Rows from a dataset
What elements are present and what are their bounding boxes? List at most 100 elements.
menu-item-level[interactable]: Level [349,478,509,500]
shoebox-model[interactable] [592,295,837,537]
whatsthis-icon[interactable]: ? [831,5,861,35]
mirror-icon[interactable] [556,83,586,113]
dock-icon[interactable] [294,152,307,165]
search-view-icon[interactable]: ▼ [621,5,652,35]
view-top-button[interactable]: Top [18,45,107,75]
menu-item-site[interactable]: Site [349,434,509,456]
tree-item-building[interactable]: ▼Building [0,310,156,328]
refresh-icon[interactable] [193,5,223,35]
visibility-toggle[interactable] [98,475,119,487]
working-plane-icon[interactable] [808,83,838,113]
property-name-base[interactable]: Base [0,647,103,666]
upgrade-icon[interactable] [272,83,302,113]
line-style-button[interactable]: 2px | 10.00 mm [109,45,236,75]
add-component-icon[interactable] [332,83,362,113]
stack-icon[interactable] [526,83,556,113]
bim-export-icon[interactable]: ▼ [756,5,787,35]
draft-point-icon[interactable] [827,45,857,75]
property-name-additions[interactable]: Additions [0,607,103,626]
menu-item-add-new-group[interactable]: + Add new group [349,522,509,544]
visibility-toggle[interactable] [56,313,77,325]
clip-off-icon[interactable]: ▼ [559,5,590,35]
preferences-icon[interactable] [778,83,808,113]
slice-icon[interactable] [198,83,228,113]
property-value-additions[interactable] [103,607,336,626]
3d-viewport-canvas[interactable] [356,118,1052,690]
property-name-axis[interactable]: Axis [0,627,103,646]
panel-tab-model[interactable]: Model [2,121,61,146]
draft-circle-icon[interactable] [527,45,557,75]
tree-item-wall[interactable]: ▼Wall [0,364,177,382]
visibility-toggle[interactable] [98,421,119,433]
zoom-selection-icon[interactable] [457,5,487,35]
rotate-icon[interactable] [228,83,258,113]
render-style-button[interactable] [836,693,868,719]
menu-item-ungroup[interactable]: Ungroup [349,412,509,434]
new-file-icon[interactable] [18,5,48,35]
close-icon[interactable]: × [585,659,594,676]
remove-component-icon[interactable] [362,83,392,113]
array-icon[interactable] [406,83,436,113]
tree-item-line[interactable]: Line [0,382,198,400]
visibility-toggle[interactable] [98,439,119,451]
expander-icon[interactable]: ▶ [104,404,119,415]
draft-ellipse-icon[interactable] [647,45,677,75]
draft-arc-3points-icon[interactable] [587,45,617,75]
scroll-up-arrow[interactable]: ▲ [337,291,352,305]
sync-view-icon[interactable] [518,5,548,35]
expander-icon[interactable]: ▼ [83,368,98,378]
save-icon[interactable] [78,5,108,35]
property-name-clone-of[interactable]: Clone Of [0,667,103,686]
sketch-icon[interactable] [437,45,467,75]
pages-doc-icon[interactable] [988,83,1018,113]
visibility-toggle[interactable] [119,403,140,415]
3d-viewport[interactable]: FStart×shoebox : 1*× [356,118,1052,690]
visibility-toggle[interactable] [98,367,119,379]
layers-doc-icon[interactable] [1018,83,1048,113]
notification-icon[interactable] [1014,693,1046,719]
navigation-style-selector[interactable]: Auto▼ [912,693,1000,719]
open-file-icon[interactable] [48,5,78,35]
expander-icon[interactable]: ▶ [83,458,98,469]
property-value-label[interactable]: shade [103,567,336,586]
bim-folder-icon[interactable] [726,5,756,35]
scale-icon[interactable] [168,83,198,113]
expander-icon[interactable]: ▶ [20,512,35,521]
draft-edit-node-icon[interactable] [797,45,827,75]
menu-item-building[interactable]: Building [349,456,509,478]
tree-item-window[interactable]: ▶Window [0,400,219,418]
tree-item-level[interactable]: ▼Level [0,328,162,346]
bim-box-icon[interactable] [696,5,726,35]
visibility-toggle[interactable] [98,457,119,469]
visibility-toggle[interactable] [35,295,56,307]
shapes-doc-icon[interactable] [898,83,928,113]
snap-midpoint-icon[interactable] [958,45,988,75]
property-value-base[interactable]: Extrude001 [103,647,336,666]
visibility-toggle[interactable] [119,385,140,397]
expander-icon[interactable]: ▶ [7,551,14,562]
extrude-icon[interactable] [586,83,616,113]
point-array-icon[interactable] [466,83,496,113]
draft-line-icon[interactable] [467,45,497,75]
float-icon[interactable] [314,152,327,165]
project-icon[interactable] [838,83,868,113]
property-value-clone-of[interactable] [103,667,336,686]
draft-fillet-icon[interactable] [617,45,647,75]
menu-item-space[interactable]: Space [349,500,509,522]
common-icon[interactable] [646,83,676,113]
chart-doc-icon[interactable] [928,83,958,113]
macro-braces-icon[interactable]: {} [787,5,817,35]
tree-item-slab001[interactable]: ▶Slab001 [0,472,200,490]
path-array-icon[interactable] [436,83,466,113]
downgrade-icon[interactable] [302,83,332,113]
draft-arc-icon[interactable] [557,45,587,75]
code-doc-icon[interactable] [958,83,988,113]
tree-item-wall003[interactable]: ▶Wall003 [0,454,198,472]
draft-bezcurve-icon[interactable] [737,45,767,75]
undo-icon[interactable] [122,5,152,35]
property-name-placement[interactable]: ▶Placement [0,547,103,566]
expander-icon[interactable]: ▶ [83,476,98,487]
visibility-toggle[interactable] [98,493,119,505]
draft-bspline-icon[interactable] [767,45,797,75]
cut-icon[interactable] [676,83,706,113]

Given problem
Can you write out again, word for word, the entries from the very start through the line containing "clip-off-icon[interactable]: ▼ [559,5,590,35]", including that line?

Correct result
What elements are present and what are their bounding boxes? List at most 100 elements.
menu-item-level[interactable]: Level [349,478,509,500]
shoebox-model[interactable] [592,295,837,537]
whatsthis-icon[interactable]: ? [831,5,861,35]
mirror-icon[interactable] [556,83,586,113]
dock-icon[interactable] [294,152,307,165]
search-view-icon[interactable]: ▼ [621,5,652,35]
view-top-button[interactable]: Top [18,45,107,75]
menu-item-site[interactable]: Site [349,434,509,456]
tree-item-building[interactable]: ▼Building [0,310,156,328]
refresh-icon[interactable] [193,5,223,35]
visibility-toggle[interactable] [98,475,119,487]
working-plane-icon[interactable] [808,83,838,113]
property-name-base[interactable]: Base [0,647,103,666]
upgrade-icon[interactable] [272,83,302,113]
line-style-button[interactable]: 2px | 10.00 mm [109,45,236,75]
add-component-icon[interactable] [332,83,362,113]
stack-icon[interactable] [526,83,556,113]
bim-export-icon[interactable]: ▼ [756,5,787,35]
draft-point-icon[interactable] [827,45,857,75]
property-name-additions[interactable]: Additions [0,607,103,626]
menu-item-add-new-group[interactable]: + Add new group [349,522,509,544]
visibility-toggle[interactable] [56,313,77,325]
clip-off-icon[interactable]: ▼ [559,5,590,35]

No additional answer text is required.